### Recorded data
-- begin --

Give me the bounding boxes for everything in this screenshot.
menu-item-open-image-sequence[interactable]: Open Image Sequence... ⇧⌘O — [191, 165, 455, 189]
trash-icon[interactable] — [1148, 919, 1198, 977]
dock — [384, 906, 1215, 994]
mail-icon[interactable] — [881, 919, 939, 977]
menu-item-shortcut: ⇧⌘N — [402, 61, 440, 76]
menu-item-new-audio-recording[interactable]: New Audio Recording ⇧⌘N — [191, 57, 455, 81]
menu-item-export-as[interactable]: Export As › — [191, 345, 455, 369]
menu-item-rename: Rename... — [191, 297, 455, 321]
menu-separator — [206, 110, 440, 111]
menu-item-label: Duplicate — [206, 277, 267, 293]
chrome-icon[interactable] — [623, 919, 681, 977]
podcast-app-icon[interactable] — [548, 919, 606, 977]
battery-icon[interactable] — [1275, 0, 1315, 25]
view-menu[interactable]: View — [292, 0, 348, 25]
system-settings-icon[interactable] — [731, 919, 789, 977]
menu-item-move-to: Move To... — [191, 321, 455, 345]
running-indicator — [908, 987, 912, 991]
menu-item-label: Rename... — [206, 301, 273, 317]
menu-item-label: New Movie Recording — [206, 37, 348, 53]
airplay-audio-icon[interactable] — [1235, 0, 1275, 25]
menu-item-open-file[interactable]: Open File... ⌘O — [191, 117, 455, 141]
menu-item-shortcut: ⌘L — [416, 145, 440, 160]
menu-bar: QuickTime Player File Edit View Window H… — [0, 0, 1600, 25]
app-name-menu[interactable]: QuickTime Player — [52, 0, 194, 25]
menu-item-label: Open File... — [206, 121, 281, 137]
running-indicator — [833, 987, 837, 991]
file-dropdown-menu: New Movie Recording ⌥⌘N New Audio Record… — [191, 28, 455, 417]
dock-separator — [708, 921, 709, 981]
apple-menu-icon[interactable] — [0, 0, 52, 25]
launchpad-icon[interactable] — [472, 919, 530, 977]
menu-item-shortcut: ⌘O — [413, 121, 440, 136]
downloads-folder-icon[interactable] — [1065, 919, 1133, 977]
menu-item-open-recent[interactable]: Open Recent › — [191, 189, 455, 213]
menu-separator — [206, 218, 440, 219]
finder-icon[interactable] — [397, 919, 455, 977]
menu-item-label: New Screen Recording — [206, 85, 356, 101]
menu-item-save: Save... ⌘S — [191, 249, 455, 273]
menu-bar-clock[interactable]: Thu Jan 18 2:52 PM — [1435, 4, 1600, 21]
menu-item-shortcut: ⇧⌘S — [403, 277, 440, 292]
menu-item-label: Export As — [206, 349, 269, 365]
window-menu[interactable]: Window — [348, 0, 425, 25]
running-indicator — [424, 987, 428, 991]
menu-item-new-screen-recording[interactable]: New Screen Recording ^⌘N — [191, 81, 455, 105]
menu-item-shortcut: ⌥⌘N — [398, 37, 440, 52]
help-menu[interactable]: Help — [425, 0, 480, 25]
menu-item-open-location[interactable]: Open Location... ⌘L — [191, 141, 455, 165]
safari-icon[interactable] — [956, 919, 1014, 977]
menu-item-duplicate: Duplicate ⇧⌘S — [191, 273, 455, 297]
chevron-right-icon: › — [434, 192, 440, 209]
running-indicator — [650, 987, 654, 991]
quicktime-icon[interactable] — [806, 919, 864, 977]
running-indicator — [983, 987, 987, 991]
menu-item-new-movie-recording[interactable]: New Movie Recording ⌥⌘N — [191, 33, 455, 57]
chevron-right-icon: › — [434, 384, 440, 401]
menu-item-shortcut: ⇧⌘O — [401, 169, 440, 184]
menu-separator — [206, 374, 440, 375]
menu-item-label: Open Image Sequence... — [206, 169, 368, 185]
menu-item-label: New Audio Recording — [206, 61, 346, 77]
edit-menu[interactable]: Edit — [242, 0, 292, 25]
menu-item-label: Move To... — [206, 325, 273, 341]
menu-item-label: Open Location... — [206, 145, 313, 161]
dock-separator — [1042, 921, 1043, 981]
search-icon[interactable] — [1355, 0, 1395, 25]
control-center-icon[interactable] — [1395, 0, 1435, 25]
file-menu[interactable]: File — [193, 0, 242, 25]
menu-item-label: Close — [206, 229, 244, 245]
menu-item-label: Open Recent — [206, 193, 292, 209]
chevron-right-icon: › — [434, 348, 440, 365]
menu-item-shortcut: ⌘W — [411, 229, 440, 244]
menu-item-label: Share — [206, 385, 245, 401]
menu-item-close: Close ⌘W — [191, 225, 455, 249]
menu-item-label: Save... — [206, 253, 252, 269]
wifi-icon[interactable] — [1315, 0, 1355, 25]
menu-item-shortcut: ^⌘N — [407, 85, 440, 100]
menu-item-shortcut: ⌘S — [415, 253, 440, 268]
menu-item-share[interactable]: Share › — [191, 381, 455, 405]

-- end --

### Task details
Reproduce the listing above from its start through the line containing "menu-item-open-recent[interactable]: Open Recent", including that line.

### Result of this task
Give me the bounding boxes for everything in this screenshot.
menu-item-open-image-sequence[interactable]: Open Image Sequence... ⇧⌘O — [191, 165, 455, 189]
trash-icon[interactable] — [1148, 919, 1198, 977]
dock — [384, 906, 1215, 994]
mail-icon[interactable] — [881, 919, 939, 977]
menu-item-shortcut: ⇧⌘N — [402, 61, 440, 76]
menu-item-new-audio-recording[interactable]: New Audio Recording ⇧⌘N — [191, 57, 455, 81]
menu-item-export-as[interactable]: Export As › — [191, 345, 455, 369]
menu-item-rename: Rename... — [191, 297, 455, 321]
menu-separator — [206, 110, 440, 111]
menu-item-label: Duplicate — [206, 277, 267, 293]
chrome-icon[interactable] — [623, 919, 681, 977]
podcast-app-icon[interactable] — [548, 919, 606, 977]
battery-icon[interactable] — [1275, 0, 1315, 25]
view-menu[interactable]: View — [292, 0, 348, 25]
system-settings-icon[interactable] — [731, 919, 789, 977]
menu-item-move-to: Move To... — [191, 321, 455, 345]
running-indicator — [908, 987, 912, 991]
menu-item-label: Rename... — [206, 301, 273, 317]
menu-item-label: New Movie Recording — [206, 37, 348, 53]
airplay-audio-icon[interactable] — [1235, 0, 1275, 25]
menu-item-open-file[interactable]: Open File... ⌘O — [191, 117, 455, 141]
menu-item-shortcut: ⌘L — [416, 145, 440, 160]
menu-bar: QuickTime Player File Edit View Window H… — [0, 0, 1600, 25]
app-name-menu[interactable]: QuickTime Player — [52, 0, 194, 25]
menu-item-label: Open File... — [206, 121, 281, 137]
running-indicator — [833, 987, 837, 991]
file-dropdown-menu: New Movie Recording ⌥⌘N New Audio Record… — [191, 28, 455, 417]
dock-separator — [708, 921, 709, 981]
apple-menu-icon[interactable] — [0, 0, 52, 25]
launchpad-icon[interactable] — [472, 919, 530, 977]
menu-item-shortcut: ⌘O — [413, 121, 440, 136]
downloads-folder-icon[interactable] — [1065, 919, 1133, 977]
menu-item-open-recent[interactable]: Open Recent › — [191, 189, 455, 213]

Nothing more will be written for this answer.